* Data:
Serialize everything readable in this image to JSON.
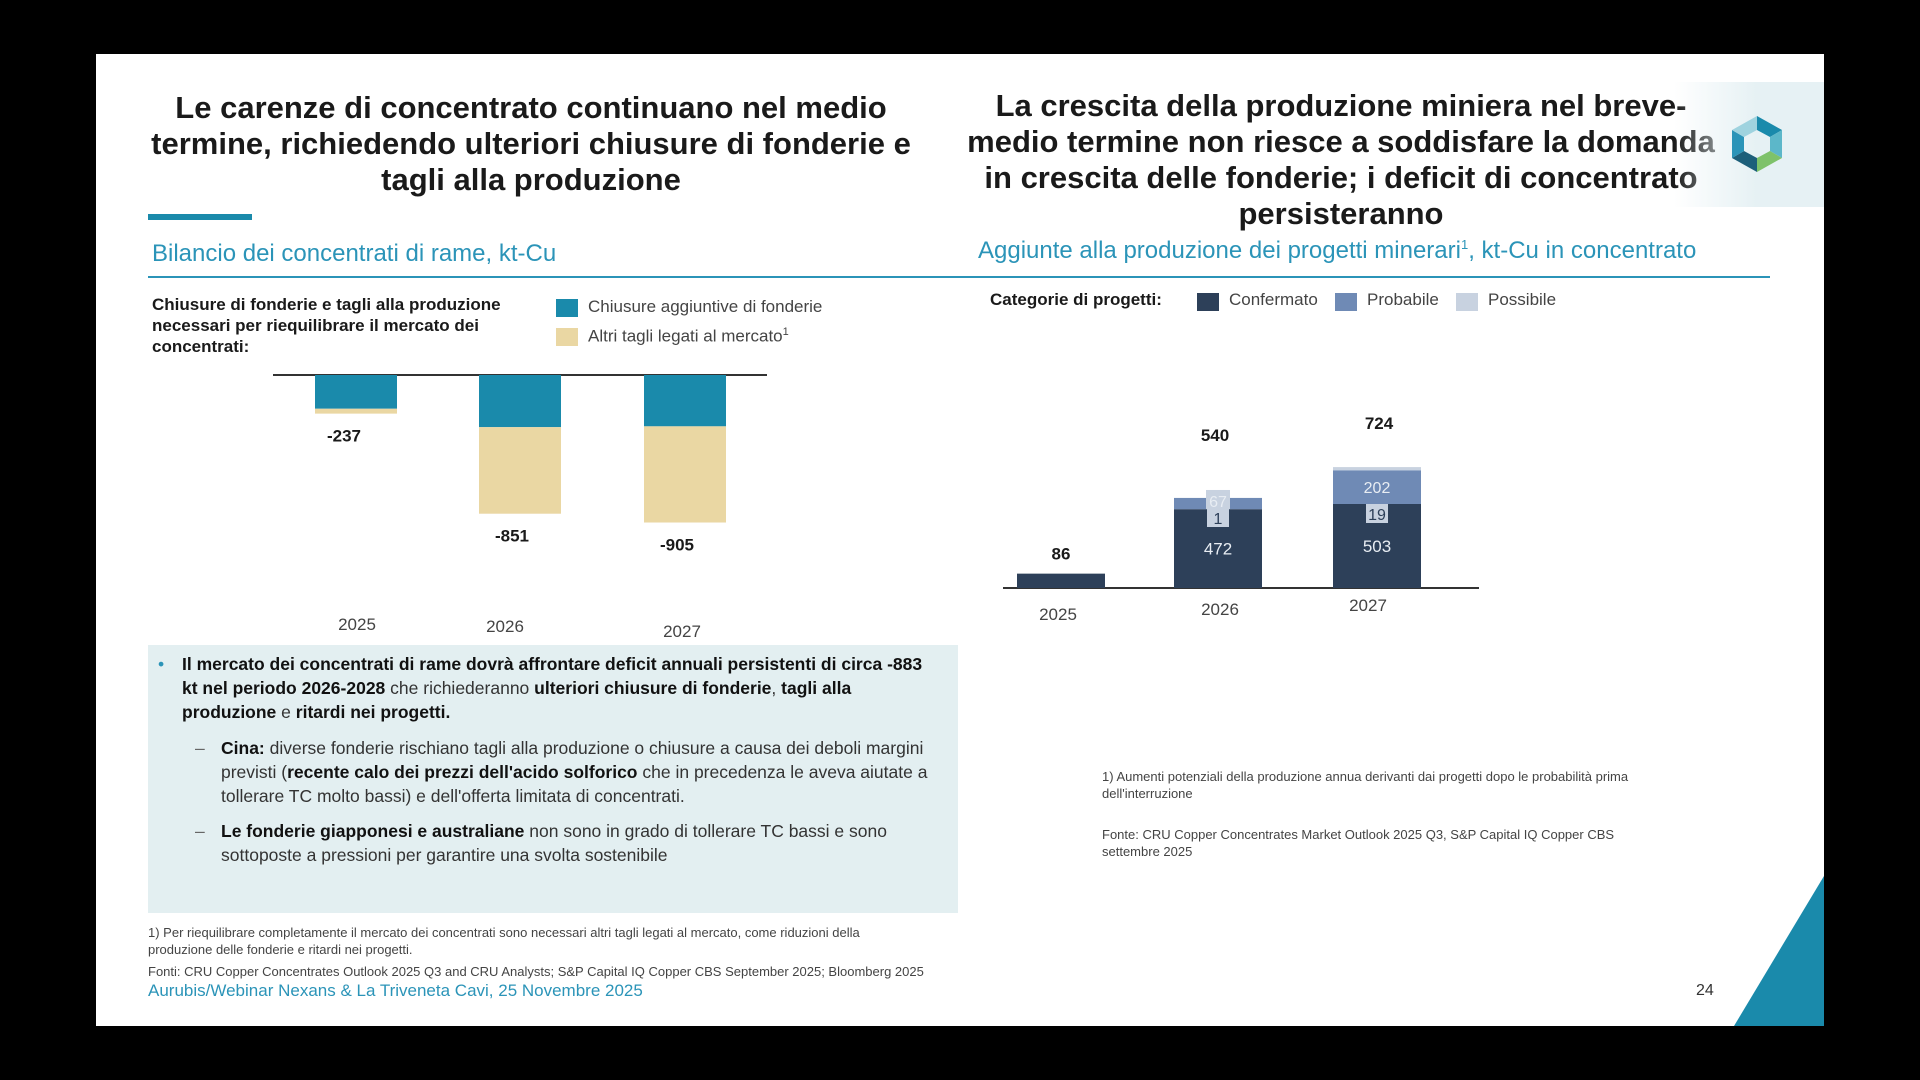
{
  "left": {
    "title": "Le carenze di concentrato continuano nel medio termine, richiedendo ulteriori chiusure di fonderie e tagli alla produzione",
    "subtitle": "Bilancio dei concentrati di rame, kt-Cu",
    "legend_intro": "Chiusure di fonderie e tagli alla produzione necessari per riequilibrare il mercato dei concentrati:",
    "legend": [
      {
        "label": "Chiusure aggiuntive di fonderie",
        "color": "#1a8aab"
      },
      {
        "label": "Altri tagli legati al mercato",
        "sup": "1",
        "color": "#ead7a3"
      }
    ]
  },
  "right": {
    "title": "La crescita della produzione miniera nel breve-medio termine non riesce a soddisfare la domanda in crescita delle fonderie; i deficit di concentrato persisteranno",
    "subtitle": "Aggiunte alla produzione dei progetti minerari",
    "subtitle_sup": "1",
    "subtitle_tail": ", kt-Cu in concentrato",
    "legend_intro": "Categorie di progetti:",
    "legend": [
      {
        "label": "Confermato",
        "color": "#2d4059"
      },
      {
        "label": "Probabile",
        "color": "#6f8ab5"
      },
      {
        "label": "Possibile",
        "color": "#c8d2e0"
      }
    ]
  },
  "chart_data": [
    {
      "type": "bar",
      "stacked": true,
      "orientation": "downward",
      "title": "Bilancio dei concentrati di rame, kt-Cu",
      "categories": [
        "2025",
        "2026",
        "2027"
      ],
      "series": [
        {
          "name": "Chiusure aggiuntive di fonderie",
          "values": [
            -207,
            -320,
            -315
          ]
        },
        {
          "name": "Altri tagli legati al mercato",
          "values": [
            -30,
            -531,
            -590
          ]
        }
      ],
      "totals": [
        "-237",
        "-851",
        "-905"
      ]
    },
    {
      "type": "bar",
      "stacked": true,
      "title": "Aggiunte alla produzione dei progetti minerari, kt-Cu in concentrato",
      "categories": [
        "2025",
        "2026",
        "2027"
      ],
      "series": [
        {
          "name": "Confermato",
          "values": [
            86,
            472,
            503
          ]
        },
        {
          "name": "Probabile",
          "values": [
            0,
            67,
            202
          ]
        },
        {
          "name": "Possibile",
          "values": [
            0,
            1,
            19
          ]
        }
      ],
      "labels": {
        "Confermato": [
          "86",
          "472",
          "503"
        ],
        "Probabile": [
          "",
          "67",
          "202"
        ],
        "Possibile": [
          "",
          "1",
          "19"
        ]
      },
      "totals": [
        "",
        "540",
        "724"
      ]
    }
  ],
  "bullets": {
    "main": [
      {
        "t": "Il mercato dei concentrati di rame dovrà affrontare deficit annuali persistenti di circa -883 kt nel periodo 2026-2028",
        "b": true
      },
      {
        "t": " che richiederanno ",
        "b": false
      },
      {
        "t": "ulteriori chiusure di fonderie",
        "b": true
      },
      {
        "t": ", ",
        "b": false
      },
      {
        "t": "tagli alla produzione",
        "b": true
      },
      {
        "t": " e ",
        "b": false
      },
      {
        "t": "ritardi nei progetti.",
        "b": true
      }
    ],
    "sub1": [
      {
        "t": "Cina:",
        "b": true
      },
      {
        "t": " diverse fonderie rischiano tagli alla produzione o chiusure a causa dei deboli margini previsti (",
        "b": false
      },
      {
        "t": "recente calo dei prezzi dell'acido solforico",
        "b": true
      },
      {
        "t": " che in precedenza le aveva aiutate a tollerare TC molto bassi) e dell'offerta limitata di concentrati.",
        "b": false
      }
    ],
    "sub2": [
      {
        "t": "Le fonderie giapponesi e australiane",
        "b": true
      },
      {
        "t": " non sono in grado di tollerare TC bassi e sono sottoposte a pressioni per garantire una svolta sostenibile",
        "b": false
      }
    ]
  },
  "footnotes": {
    "right_note_1": "1) Aumenti potenziali della produzione annua derivanti dai progetti dopo le probabilità prima",
    "right_note_2": "dell'interruzione",
    "right_source_1": "Fonte: CRU Copper Concentrates Market Outlook 2025 Q3, S&P Capital IQ Copper CBS",
    "right_source_2": "settembre 2025",
    "left_note_1": "1) Per riequilibrare completamente il mercato dei concentrati sono necessari altri tagli legati al mercato, come riduzioni della",
    "left_note_2": "produzione delle fonderie e ritardi nei progetti.",
    "left_source": "Fonti: CRU Copper Concentrates Outlook 2025 Q3 and CRU Analysts; S&P Capital IQ Copper CBS September 2025; Bloomberg 2025",
    "event": "Aurubis/Webinar Nexans & La Triveneta Cavi, 25 Novembre 2025",
    "page_number": "24"
  }
}
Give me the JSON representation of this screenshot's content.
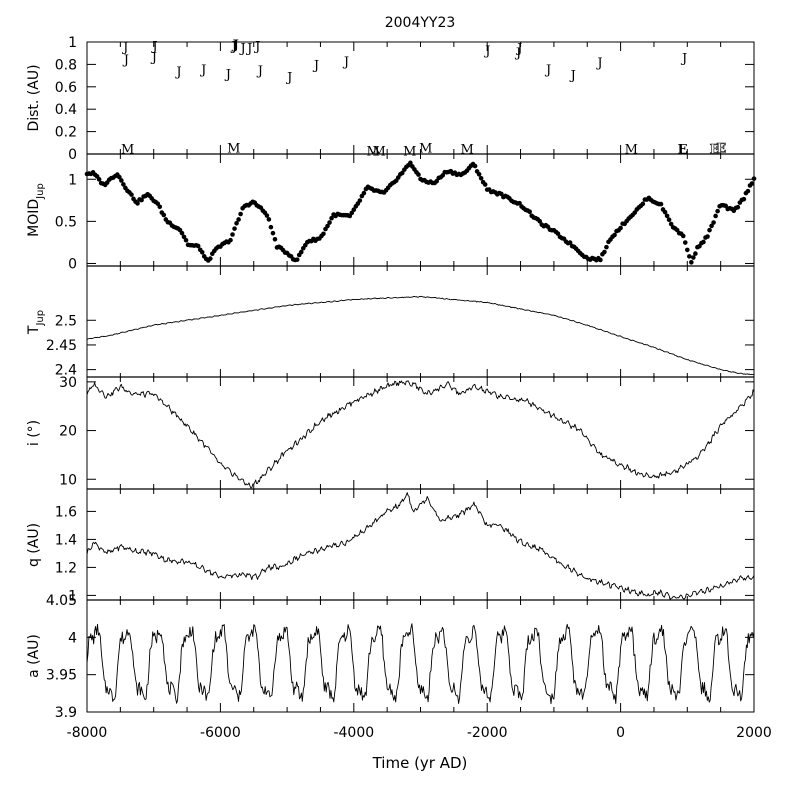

* What this task involves: Identify each line holding the string "ulteriori", and copy it out.

* Solution below:
    "title": "Le carenze di concentrato continuano nel medio termine, richiedendo ulteriori chiusure di fonderie e tagli alla produzione",
        "t": "ulteriori chiusure di fonderie",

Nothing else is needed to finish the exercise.